#### [ZU BEFOLGENDE ANWEISUNG]
Drucken Sie aus dem Bericht über den Wimmiser Neujahrsbrauch die Stelle von „Alter Brauch in“ bis „ebenfalls guten Absatz.“ wortgetreu ab.

#### [TEXTAUSZUG]
Wimmiser Neujahrsbrauch
«Hudlete und Pöögglete»
Unterhalb des Schlosses Wimmis fanden sich Interessierte ein. Der Umzug formierte sich unterhalb des Pfarrhauses. Anschliessend begann beim Schulhaus der Kindernachmittag.
Alter Brauch in Wimmis
Wie gewohnt fanden sich nach und nach einige Interessierte unterhalb des Schlosses Wimmis ein. Viele liessen sich die von Jürg Mani vorzüglich gekochte Gulaschsuppe oder Wienerli schmecken und der speziell auch für Kinder zubereitete Tee fand ebenfalls guten Absatz.
Um Punkt 14 Uhr ertönte der obligate Urknall
Der Umzug formierte sich unterhalb des Pfarrhauses. Vorweg die Mitglieder der Guggenmusik «Schattebööggle in ihrer fantasievollen Kleidung, dann ein paar mutige Junioren vom Rollhockeyclub, die «Trychlerfründe» und vier «Geislechlöpfer» in ihren knallroten Burgunder. Ein Wagen auf dem noch nach alter Sitte mit den Flegeln gedroschen wurde und ein Wagen mit wunderschönen «Hobelspänen» verziert und zwei sägende Männer mit einer Waldsäge. Alles Sachen, die viele Junge gar nicht mehr kennen. Immer wieder schön und erfreulich sind die Ponys und Pferde des Reitstalls «Lilihof». Auch die historischen Gestalten aus Wimmis fehlten nicht. Den Abschluss des Umzuges machte Urs Knuchel mit seinen Heideschnucken-Schafen.
Mit Kindernachmittag und Abendprogramm
Ab 15 Uhr begann beim Schulhaus der Kindernachmittag. Zum Glück machte das Wetter mit und es regnete nicht wie am Vortag, sonst wäre wirklich alles ins Wasser gefallen. Das Abendprogramm versprach wieder so einiges. Tanz und Unterhaltung mit den Spiezer Nachtschwärmer, dazwischen die «Schattenbööggle». Als Überraschung trat Rüedu Oppliger aus Zäziwil unter dem Motto (lache isch gsund) auf. Offenbar ist er sehr bekannt; immerhin fuhr ein Car mit 42 Personen aus dem Emmental nach Wimmis, speziell auch um ihn zu sehen und zu hören. Um 1.44 Uhr wurde das traditionelle Dessertbuffet eröffnet. So konnten die Gäste zufrieden und wohlgenährt nach der Polizeistunde nach Hause gehen.

#### [VORLIEGENDE ANGABEN]
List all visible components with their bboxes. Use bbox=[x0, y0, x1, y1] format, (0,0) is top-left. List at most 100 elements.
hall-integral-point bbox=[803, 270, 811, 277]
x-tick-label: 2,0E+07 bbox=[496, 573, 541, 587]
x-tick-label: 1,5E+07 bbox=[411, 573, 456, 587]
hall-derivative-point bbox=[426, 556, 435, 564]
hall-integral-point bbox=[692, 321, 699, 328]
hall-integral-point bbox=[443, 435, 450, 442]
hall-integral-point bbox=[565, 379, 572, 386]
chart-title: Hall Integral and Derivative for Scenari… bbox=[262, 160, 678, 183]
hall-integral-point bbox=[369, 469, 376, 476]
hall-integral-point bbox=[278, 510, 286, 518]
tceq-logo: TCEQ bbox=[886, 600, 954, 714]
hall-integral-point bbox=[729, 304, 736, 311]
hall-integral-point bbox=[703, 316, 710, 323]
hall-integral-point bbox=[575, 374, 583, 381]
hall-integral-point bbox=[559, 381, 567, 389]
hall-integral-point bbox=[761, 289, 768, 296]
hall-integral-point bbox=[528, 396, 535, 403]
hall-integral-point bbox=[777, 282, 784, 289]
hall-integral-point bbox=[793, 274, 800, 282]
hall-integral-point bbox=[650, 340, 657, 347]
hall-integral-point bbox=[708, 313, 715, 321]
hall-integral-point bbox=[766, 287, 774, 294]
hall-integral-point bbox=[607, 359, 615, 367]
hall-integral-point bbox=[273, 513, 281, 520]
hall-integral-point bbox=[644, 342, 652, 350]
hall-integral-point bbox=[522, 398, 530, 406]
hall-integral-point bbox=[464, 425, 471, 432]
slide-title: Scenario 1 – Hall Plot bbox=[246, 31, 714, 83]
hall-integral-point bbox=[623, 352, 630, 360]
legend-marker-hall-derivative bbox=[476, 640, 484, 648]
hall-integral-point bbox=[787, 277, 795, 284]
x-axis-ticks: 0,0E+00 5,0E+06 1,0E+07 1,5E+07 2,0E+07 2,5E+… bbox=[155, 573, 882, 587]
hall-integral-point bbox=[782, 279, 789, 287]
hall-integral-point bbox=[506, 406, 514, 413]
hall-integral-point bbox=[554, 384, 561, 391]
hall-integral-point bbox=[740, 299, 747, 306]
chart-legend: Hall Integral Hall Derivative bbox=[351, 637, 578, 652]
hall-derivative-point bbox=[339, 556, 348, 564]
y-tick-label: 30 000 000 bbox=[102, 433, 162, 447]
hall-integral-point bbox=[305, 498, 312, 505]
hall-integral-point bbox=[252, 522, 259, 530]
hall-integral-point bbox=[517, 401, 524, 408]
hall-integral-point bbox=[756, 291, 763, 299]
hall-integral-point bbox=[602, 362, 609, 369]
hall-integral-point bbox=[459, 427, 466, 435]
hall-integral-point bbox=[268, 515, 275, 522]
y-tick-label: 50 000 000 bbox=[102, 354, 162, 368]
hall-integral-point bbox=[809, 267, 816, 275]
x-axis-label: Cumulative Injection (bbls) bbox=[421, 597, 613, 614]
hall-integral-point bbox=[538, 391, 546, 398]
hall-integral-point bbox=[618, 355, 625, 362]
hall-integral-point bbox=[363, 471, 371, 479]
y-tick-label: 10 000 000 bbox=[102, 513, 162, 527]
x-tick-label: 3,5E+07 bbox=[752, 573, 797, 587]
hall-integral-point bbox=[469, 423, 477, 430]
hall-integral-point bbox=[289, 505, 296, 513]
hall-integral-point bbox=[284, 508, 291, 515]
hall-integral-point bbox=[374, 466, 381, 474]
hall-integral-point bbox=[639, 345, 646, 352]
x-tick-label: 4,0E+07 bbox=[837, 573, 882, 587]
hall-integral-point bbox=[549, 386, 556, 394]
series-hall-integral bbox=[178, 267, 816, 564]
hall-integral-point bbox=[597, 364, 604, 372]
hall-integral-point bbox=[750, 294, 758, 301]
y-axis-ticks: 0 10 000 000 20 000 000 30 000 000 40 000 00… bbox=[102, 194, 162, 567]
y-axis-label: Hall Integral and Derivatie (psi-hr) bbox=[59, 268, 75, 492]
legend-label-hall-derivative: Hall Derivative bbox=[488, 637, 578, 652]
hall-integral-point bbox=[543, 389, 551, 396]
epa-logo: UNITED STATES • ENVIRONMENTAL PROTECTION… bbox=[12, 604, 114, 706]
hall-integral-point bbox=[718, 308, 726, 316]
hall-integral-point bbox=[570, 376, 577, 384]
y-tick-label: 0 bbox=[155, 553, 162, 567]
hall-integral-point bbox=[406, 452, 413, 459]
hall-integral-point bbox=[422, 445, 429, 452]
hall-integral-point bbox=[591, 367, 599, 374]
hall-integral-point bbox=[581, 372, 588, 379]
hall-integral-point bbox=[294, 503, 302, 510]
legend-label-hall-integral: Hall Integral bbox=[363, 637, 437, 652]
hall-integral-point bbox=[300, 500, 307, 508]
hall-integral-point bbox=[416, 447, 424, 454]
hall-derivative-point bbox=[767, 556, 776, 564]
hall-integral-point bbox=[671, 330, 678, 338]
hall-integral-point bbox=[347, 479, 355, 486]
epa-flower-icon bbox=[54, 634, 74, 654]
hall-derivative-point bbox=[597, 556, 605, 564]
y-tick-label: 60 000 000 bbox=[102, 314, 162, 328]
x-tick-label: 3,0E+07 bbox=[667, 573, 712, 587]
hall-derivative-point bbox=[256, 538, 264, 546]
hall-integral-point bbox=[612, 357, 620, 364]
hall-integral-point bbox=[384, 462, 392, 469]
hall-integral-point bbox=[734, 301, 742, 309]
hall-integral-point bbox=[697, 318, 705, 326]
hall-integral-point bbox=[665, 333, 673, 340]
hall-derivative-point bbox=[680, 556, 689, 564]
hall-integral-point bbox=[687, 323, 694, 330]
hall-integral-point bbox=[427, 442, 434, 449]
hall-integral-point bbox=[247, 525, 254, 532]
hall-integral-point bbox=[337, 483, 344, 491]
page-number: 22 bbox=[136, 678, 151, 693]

#### [ANTWORT]
Alter Brauch in Wimmis
Wie gewohnt fanden sich nach und nach einige Interessierte unterhalb des Schlosses Wimmis ein. Viele liessen sich die von Jürg Mani vorzüglich gekochte Gulaschsuppe oder Wienerli schmecken und der speziell auch für Kinder zubereitete Tee fand ebenfalls guten Absatz.